_Given task_.
Reproduce each line of the material exactly, minus any picture.
** START OF Record set **
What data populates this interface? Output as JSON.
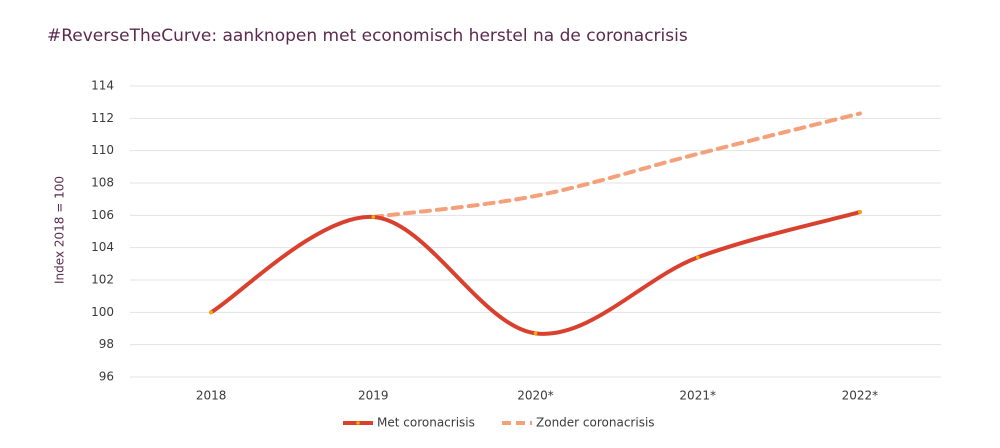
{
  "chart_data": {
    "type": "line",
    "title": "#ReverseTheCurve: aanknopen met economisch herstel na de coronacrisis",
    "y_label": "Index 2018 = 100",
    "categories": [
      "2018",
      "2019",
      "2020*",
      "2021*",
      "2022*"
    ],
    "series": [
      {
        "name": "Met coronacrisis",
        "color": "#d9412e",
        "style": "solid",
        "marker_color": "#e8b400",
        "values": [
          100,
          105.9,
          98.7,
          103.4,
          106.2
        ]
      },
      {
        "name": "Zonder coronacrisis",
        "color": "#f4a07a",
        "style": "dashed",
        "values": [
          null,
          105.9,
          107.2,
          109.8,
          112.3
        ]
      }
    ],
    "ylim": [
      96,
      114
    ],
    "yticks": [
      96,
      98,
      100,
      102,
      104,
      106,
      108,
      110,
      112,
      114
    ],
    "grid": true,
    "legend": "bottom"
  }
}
** END OF Record set **
_Task response_.
What data populates this interface? Output as JSON.
{
  "chart_data": {
    "type": "line",
    "title": "#ReverseTheCurve: aanknopen met economisch herstel na de coronacrisis",
    "y_label": "Index 2018 = 100",
    "categories": [
      "2018",
      "2019",
      "2020*",
      "2021*",
      "2022*"
    ],
    "series": [
      {
        "name": "Met coronacrisis",
        "color": "#d9412e",
        "style": "solid",
        "marker_color": "#e8b400",
        "values": [
          100,
          105.9,
          98.7,
          103.4,
          106.2
        ]
      },
      {
        "name": "Zonder coronacrisis",
        "color": "#f4a07a",
        "style": "dashed",
        "values": [
          null,
          105.9,
          107.2,
          109.8,
          112.3
        ]
      }
    ],
    "ylim": [
      96,
      114
    ],
    "yticks": [
      96,
      98,
      100,
      102,
      104,
      106,
      108,
      110,
      112,
      114
    ],
    "grid": true,
    "legend": "bottom"
  }
}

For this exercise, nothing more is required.